● YOUR INSTRUCTIONS
Omit every picture and write out the rest of the records exactly.

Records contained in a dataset
[Begin]

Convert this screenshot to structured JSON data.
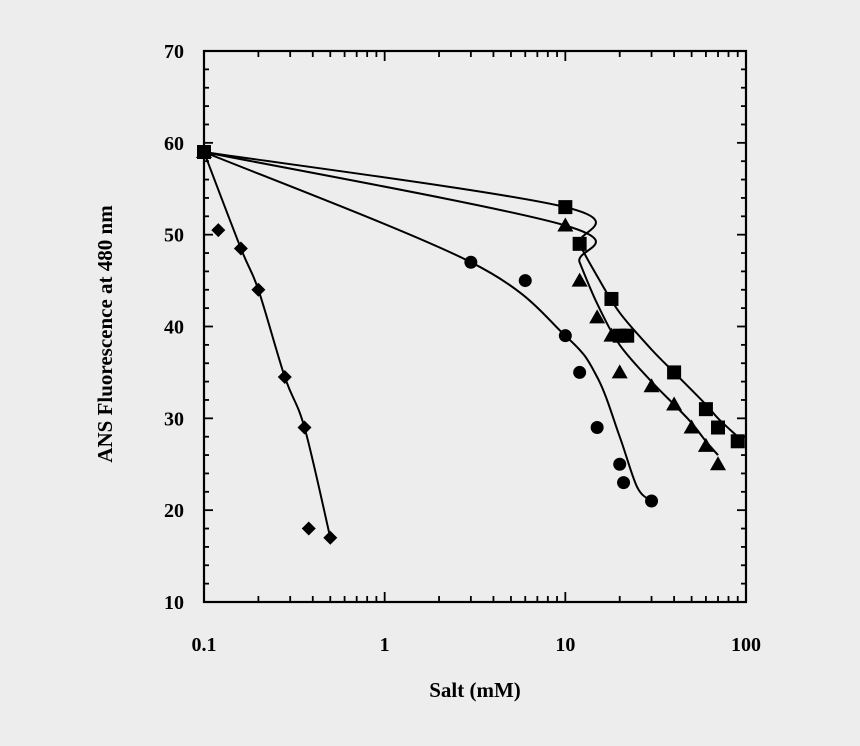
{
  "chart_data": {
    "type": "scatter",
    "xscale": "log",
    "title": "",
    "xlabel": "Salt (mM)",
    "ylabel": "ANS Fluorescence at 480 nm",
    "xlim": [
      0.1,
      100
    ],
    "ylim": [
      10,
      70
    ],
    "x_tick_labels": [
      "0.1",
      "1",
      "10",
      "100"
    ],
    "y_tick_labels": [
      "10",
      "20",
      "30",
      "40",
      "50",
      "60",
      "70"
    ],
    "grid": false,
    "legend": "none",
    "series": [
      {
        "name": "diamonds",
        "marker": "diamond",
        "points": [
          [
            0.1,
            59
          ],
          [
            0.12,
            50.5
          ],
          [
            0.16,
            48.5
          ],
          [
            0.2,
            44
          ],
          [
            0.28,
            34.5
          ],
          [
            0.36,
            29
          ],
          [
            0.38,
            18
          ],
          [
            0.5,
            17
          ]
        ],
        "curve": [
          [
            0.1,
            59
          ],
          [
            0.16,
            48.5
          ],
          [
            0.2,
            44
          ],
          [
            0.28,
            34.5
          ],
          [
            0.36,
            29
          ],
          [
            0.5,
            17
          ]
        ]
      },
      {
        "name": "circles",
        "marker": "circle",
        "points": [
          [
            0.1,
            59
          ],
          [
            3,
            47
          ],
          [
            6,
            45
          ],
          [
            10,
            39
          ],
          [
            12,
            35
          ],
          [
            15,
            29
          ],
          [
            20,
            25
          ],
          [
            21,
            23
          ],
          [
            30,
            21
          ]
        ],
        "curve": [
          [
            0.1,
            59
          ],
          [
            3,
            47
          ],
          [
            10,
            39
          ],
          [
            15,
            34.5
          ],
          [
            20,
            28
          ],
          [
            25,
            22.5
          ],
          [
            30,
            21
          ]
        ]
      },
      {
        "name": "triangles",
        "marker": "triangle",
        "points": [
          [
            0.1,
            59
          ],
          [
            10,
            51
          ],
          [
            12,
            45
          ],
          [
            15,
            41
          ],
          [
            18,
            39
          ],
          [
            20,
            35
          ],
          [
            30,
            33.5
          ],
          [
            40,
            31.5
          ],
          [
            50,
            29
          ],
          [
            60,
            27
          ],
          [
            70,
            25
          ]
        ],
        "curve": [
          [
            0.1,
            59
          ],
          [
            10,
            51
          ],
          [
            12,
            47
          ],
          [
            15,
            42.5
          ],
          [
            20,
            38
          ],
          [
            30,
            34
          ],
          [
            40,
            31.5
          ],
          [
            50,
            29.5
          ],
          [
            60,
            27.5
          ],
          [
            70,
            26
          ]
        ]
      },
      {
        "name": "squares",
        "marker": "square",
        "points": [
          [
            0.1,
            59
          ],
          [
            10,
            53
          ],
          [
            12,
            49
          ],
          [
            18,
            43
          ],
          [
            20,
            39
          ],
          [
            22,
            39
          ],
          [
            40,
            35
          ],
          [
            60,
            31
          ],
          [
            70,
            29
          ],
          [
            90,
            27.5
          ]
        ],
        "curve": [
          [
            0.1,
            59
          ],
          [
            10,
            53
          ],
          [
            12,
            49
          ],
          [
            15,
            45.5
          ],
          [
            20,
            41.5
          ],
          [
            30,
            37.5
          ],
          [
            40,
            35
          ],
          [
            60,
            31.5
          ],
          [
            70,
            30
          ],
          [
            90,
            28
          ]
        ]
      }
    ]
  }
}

[End]

● RESPONSE
Convert this screenshot to structured JSON data.
{
  "chart_data": {
    "type": "scatter",
    "xscale": "log",
    "title": "",
    "xlabel": "Salt (mM)",
    "ylabel": "ANS Fluorescence at 480 nm",
    "xlim": [
      0.1,
      100
    ],
    "ylim": [
      10,
      70
    ],
    "x_tick_labels": [
      "0.1",
      "1",
      "10",
      "100"
    ],
    "y_tick_labels": [
      "10",
      "20",
      "30",
      "40",
      "50",
      "60",
      "70"
    ],
    "grid": false,
    "legend": "none",
    "series": [
      {
        "name": "diamonds",
        "marker": "diamond",
        "points": [
          [
            0.1,
            59
          ],
          [
            0.12,
            50.5
          ],
          [
            0.16,
            48.5
          ],
          [
            0.2,
            44
          ],
          [
            0.28,
            34.5
          ],
          [
            0.36,
            29
          ],
          [
            0.38,
            18
          ],
          [
            0.5,
            17
          ]
        ],
        "curve": [
          [
            0.1,
            59
          ],
          [
            0.16,
            48.5
          ],
          [
            0.2,
            44
          ],
          [
            0.28,
            34.5
          ],
          [
            0.36,
            29
          ],
          [
            0.5,
            17
          ]
        ]
      },
      {
        "name": "circles",
        "marker": "circle",
        "points": [
          [
            0.1,
            59
          ],
          [
            3,
            47
          ],
          [
            6,
            45
          ],
          [
            10,
            39
          ],
          [
            12,
            35
          ],
          [
            15,
            29
          ],
          [
            20,
            25
          ],
          [
            21,
            23
          ],
          [
            30,
            21
          ]
        ],
        "curve": [
          [
            0.1,
            59
          ],
          [
            3,
            47
          ],
          [
            10,
            39
          ],
          [
            15,
            34.5
          ],
          [
            20,
            28
          ],
          [
            25,
            22.5
          ],
          [
            30,
            21
          ]
        ]
      },
      {
        "name": "triangles",
        "marker": "triangle",
        "points": [
          [
            0.1,
            59
          ],
          [
            10,
            51
          ],
          [
            12,
            45
          ],
          [
            15,
            41
          ],
          [
            18,
            39
          ],
          [
            20,
            35
          ],
          [
            30,
            33.5
          ],
          [
            40,
            31.5
          ],
          [
            50,
            29
          ],
          [
            60,
            27
          ],
          [
            70,
            25
          ]
        ],
        "curve": [
          [
            0.1,
            59
          ],
          [
            10,
            51
          ],
          [
            12,
            47
          ],
          [
            15,
            42.5
          ],
          [
            20,
            38
          ],
          [
            30,
            34
          ],
          [
            40,
            31.5
          ],
          [
            50,
            29.5
          ],
          [
            60,
            27.5
          ],
          [
            70,
            26
          ]
        ]
      },
      {
        "name": "squares",
        "marker": "square",
        "points": [
          [
            0.1,
            59
          ],
          [
            10,
            53
          ],
          [
            12,
            49
          ],
          [
            18,
            43
          ],
          [
            20,
            39
          ],
          [
            22,
            39
          ],
          [
            40,
            35
          ],
          [
            60,
            31
          ],
          [
            70,
            29
          ],
          [
            90,
            27.5
          ]
        ],
        "curve": [
          [
            0.1,
            59
          ],
          [
            10,
            53
          ],
          [
            12,
            49
          ],
          [
            15,
            45.5
          ],
          [
            20,
            41.5
          ],
          [
            30,
            37.5
          ],
          [
            40,
            35
          ],
          [
            60,
            31.5
          ],
          [
            70,
            30
          ],
          [
            90,
            28
          ]
        ]
      }
    ]
  }
}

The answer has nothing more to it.